### EXERCISE TASK
What is the number of lines in the entries that include the word "produced"? Respond with the number only.

### DATA ENTRIES

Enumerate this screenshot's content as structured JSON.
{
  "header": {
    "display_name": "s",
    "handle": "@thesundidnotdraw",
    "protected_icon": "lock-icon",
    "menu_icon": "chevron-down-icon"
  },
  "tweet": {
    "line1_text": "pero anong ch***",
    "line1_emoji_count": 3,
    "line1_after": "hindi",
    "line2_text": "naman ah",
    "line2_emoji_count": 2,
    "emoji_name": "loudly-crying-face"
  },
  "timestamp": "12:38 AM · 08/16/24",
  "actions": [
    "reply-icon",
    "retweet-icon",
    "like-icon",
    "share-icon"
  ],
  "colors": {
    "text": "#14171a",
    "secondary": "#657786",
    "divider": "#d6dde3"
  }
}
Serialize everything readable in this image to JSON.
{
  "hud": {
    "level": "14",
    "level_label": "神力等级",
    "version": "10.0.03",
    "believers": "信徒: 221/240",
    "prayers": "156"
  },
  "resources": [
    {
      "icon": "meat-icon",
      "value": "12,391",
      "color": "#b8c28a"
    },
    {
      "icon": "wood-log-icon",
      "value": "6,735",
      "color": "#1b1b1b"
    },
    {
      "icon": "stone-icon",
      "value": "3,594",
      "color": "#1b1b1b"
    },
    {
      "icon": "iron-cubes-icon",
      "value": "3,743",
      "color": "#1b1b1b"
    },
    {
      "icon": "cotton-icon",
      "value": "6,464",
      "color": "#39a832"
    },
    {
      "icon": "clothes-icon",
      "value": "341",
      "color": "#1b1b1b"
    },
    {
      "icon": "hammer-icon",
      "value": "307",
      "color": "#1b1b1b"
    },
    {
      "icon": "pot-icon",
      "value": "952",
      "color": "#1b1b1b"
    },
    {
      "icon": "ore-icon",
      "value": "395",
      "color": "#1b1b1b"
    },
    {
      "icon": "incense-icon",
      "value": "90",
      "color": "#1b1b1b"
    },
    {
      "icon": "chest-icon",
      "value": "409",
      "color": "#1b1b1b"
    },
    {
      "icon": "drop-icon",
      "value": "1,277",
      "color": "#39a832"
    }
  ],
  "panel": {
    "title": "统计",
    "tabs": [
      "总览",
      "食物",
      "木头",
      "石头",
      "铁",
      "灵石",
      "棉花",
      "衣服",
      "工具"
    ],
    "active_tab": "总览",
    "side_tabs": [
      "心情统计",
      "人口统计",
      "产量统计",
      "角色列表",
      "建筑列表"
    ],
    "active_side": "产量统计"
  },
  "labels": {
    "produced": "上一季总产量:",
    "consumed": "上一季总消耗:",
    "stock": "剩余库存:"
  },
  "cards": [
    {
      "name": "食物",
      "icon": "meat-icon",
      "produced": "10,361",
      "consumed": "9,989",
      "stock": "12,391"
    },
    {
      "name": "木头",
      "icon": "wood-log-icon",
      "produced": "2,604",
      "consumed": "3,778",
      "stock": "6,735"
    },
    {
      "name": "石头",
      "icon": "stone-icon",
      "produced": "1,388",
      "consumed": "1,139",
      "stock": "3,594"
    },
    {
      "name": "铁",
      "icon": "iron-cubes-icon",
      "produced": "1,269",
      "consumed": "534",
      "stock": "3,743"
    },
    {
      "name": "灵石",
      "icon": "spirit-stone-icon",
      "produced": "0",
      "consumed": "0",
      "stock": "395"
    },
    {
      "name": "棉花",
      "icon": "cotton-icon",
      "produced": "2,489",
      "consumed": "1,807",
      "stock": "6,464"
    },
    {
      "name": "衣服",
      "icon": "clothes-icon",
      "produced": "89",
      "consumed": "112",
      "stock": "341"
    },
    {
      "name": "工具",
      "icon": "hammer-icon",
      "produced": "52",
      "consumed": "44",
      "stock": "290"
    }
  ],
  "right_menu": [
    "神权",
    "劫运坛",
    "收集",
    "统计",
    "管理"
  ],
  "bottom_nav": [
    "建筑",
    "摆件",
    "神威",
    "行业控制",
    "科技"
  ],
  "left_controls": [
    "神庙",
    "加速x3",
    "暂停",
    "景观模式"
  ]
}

### ANSWER FOR THE TASK
9